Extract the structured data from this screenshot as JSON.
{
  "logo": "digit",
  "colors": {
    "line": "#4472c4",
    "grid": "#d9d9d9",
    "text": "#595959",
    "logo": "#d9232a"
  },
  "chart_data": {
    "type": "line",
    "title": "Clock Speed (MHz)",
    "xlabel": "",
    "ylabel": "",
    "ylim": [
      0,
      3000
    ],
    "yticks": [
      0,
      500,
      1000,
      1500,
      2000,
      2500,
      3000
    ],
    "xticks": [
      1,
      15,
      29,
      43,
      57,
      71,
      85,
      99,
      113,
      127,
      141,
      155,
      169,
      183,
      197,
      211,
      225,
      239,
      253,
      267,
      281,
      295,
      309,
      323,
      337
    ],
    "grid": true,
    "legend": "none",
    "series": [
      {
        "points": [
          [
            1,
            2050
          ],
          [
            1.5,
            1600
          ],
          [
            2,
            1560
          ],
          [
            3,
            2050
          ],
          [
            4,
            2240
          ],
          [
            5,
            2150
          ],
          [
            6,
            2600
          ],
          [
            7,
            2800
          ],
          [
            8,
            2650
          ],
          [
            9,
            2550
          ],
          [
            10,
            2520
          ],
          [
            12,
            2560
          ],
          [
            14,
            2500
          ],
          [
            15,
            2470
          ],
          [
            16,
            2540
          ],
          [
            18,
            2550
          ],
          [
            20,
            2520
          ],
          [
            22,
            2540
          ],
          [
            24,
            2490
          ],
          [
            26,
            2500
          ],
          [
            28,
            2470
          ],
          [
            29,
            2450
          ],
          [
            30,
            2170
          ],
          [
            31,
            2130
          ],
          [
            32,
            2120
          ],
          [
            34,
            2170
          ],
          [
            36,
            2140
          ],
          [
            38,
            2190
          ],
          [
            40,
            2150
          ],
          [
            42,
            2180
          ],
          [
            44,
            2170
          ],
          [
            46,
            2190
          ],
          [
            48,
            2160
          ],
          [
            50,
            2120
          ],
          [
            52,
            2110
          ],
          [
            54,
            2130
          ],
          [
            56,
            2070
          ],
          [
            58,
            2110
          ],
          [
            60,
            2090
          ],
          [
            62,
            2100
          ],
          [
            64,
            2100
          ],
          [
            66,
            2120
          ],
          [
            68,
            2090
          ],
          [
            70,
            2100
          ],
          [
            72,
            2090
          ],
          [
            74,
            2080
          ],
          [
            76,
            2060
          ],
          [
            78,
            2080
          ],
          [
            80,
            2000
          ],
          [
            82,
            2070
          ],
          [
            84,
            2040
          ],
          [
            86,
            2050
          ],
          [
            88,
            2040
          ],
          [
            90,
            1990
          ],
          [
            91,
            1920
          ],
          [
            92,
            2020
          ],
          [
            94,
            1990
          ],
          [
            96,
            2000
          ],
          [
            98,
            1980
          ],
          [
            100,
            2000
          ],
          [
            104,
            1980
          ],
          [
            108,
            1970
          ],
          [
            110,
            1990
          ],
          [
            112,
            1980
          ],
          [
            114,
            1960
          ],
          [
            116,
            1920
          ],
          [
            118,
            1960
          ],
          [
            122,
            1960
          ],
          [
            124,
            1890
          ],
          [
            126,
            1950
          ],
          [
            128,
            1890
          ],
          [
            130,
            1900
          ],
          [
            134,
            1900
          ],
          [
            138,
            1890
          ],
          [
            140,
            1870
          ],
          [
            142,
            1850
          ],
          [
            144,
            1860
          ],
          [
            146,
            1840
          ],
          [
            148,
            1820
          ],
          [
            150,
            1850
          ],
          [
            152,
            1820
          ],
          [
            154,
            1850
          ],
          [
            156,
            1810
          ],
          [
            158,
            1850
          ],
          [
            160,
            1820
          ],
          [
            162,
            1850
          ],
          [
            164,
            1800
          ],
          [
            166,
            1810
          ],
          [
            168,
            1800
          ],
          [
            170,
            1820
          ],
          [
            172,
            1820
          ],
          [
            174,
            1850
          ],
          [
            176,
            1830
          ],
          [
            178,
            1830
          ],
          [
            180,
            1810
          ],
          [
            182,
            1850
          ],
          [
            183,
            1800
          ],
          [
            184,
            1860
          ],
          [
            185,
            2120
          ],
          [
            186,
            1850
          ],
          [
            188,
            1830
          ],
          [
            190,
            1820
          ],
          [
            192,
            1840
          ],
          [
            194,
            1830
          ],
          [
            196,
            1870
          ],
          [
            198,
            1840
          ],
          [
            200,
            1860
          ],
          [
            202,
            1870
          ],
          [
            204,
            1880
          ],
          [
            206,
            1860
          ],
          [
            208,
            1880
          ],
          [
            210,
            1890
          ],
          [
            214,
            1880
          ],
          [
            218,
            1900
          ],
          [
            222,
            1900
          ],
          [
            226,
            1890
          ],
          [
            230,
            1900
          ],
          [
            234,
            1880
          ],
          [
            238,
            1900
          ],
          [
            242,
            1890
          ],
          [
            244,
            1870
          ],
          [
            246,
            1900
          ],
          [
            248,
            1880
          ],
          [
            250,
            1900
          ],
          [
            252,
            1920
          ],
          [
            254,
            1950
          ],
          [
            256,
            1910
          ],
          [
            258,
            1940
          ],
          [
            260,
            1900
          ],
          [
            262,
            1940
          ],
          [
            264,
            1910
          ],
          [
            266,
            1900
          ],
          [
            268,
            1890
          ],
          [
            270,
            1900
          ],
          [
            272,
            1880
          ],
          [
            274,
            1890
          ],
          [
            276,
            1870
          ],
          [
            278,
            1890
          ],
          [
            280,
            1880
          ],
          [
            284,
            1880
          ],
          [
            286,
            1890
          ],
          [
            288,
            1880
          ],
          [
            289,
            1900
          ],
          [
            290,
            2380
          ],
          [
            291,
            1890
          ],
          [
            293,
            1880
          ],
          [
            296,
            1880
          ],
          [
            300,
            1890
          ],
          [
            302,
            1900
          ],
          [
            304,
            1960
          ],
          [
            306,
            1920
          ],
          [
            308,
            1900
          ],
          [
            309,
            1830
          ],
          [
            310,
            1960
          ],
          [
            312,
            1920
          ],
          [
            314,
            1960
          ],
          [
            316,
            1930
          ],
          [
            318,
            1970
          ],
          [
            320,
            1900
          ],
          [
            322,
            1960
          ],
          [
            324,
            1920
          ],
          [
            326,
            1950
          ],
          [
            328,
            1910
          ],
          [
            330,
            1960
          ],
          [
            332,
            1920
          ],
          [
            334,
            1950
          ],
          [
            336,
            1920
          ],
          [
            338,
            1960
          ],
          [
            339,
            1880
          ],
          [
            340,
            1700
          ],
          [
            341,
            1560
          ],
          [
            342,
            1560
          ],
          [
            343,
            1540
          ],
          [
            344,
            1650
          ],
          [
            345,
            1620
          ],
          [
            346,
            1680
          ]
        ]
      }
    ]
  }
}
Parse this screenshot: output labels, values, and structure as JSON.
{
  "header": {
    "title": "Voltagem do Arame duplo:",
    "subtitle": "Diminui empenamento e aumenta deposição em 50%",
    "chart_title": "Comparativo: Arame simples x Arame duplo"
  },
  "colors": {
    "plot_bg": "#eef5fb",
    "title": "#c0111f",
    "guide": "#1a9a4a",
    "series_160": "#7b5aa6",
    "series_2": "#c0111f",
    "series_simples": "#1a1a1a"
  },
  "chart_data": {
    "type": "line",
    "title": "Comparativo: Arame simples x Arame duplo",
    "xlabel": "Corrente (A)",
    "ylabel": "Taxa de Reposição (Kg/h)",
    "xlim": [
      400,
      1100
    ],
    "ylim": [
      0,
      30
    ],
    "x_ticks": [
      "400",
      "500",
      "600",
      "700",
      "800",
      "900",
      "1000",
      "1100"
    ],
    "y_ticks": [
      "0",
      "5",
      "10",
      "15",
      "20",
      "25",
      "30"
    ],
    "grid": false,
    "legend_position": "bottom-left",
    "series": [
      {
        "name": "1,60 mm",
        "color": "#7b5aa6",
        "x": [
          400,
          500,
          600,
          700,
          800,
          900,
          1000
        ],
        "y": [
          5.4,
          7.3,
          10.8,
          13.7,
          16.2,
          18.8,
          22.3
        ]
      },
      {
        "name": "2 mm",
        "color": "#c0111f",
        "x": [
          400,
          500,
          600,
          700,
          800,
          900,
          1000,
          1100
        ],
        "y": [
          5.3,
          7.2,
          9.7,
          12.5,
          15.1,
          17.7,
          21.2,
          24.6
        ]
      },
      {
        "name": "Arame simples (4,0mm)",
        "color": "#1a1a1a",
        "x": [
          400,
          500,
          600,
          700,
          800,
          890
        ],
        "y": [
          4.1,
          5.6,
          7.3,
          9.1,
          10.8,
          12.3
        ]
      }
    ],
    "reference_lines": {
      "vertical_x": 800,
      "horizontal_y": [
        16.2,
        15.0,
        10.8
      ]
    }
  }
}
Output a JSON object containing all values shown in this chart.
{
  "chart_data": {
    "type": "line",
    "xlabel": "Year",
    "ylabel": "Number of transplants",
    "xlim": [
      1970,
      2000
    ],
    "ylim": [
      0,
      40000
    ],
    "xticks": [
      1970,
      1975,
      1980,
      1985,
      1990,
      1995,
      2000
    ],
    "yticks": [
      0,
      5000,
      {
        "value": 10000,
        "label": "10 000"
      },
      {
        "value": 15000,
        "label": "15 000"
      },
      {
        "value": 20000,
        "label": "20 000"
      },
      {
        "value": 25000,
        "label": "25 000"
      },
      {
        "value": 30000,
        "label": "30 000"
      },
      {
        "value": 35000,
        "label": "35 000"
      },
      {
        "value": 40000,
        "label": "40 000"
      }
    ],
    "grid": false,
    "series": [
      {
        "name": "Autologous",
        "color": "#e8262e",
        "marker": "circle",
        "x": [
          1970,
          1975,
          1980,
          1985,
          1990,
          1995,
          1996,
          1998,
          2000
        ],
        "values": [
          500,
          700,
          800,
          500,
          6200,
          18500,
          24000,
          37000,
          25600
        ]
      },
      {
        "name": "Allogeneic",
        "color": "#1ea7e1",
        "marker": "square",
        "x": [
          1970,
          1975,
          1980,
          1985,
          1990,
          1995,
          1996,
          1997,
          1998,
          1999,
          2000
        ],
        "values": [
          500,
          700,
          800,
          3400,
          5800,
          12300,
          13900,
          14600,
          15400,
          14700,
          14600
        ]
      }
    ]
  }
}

☆ ☆ ☆ ☆ ☆ ☆ ☆

▸ **SHORT TASK**
Some lines of the records may hold the word "Arame". How many do? Answer with a number and nothing else.

▸ **WRITTEN SOLUTION**
4